**Work to be completed**
Collect the lines of the entries where "整理汇总" shows up.
--- START ---
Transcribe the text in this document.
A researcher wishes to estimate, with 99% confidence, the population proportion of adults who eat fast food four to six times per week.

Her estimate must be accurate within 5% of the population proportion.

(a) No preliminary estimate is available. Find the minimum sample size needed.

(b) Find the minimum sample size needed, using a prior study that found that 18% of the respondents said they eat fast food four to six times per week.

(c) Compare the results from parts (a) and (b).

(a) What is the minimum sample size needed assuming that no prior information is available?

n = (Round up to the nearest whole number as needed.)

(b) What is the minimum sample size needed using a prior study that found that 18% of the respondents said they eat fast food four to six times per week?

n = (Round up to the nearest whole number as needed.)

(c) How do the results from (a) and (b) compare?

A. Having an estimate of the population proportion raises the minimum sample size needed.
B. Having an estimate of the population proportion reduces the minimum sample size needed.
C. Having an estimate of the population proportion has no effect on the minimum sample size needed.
--- END ---
--- START ---
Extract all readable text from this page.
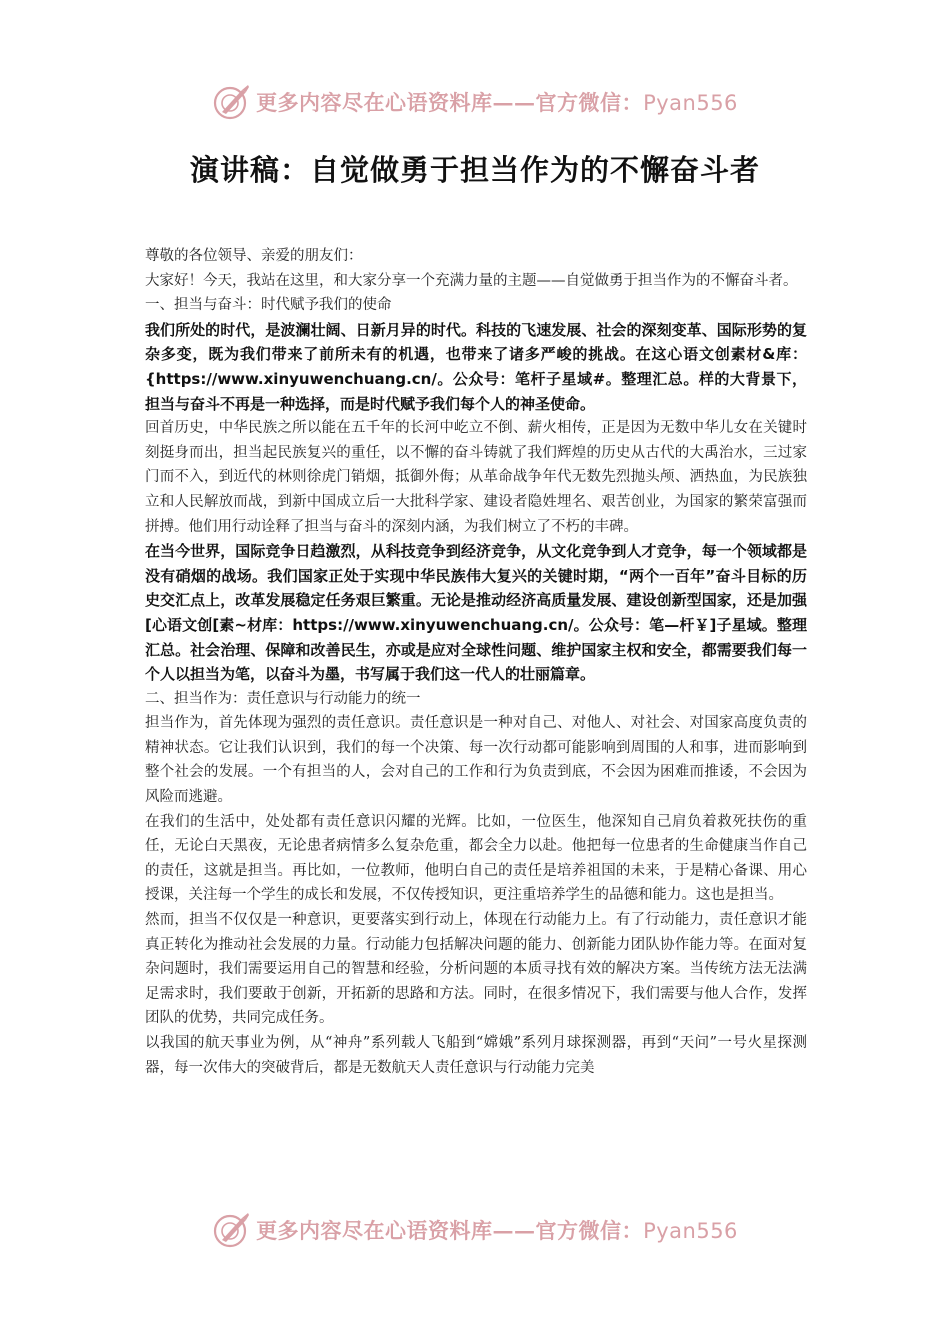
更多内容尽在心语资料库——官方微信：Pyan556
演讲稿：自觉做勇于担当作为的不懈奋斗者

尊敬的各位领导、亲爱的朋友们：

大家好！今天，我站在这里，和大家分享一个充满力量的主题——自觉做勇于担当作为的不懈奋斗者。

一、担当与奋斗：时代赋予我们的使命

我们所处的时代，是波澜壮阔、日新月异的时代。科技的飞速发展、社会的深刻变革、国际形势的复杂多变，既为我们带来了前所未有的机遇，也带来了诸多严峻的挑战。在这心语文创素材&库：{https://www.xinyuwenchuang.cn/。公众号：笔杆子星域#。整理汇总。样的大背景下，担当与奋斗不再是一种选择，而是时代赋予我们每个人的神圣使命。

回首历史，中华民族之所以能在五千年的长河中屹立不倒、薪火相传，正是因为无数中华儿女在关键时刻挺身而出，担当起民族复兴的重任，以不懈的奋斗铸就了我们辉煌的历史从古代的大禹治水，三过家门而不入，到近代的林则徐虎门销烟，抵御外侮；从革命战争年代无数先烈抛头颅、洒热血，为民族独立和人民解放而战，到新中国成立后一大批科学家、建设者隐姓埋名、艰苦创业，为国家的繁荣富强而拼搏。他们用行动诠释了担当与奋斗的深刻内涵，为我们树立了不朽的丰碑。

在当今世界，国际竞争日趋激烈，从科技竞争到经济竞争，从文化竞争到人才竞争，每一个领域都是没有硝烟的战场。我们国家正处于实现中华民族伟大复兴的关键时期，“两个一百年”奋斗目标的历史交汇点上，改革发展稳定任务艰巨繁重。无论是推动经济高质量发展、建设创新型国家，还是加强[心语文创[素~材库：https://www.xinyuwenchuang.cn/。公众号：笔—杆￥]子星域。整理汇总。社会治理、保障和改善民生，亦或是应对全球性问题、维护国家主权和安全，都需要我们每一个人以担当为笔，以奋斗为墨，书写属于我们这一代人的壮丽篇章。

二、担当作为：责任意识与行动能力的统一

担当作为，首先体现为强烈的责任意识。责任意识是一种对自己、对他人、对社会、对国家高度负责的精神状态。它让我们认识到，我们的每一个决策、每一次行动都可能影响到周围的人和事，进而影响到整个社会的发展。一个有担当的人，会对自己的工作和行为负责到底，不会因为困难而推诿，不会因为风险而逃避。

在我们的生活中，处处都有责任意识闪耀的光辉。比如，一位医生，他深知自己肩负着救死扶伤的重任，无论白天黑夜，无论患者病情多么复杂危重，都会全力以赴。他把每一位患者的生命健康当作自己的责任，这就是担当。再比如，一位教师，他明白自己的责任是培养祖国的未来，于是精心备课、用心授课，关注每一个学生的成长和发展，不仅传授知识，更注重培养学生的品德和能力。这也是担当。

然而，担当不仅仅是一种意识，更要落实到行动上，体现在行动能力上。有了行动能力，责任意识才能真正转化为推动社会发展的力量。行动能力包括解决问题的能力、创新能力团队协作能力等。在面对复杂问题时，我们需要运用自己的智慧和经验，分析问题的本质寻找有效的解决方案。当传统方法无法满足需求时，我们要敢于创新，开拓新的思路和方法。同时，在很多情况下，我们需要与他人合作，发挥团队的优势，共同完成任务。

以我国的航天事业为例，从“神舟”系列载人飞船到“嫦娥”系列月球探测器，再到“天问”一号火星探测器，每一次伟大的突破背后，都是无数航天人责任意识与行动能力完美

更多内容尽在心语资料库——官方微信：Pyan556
--- END ---
**Answer to this exercise**
我们所处的时代，是波澜壮阔、日新月异的时代。科技的飞速发展、社会的深刻变革、国际形势的复杂多变，既为我们带来了前所未有的机遇，也带来了诸多严峻的挑战。在这心语文创素材&库：{https://www.xinyuwenchuang.cn/。公众号：笔杆子星域#。整理汇总。样的大背景下，担当与奋斗不再是一种选择，而是时代赋予我们每个人的神圣使命。
在当今世界，国际竞争日趋激烈，从科技竞争到经济竞争，从文化竞争到人才竞争，每一个领域都是没有硝烟的战场。我们国家正处于实现中华民族伟大复兴的关键时期，“两个一百年”奋斗目标的历史交汇点上，改革发展稳定任务艰巨繁重。无论是推动经济高质量发展、建设创新型国家，还是加强[心语文创[素~材库：https://www.xinyuwenchuang.cn/。公众号：笔—杆￥]子星域。整理汇总。社会治理、保障和改善民生，亦或是应对全球性问题、维护国家主权和安全，都需要我们每一个人以担当为笔，以奋斗为墨，书写属于我们这一代人的壮丽篇章。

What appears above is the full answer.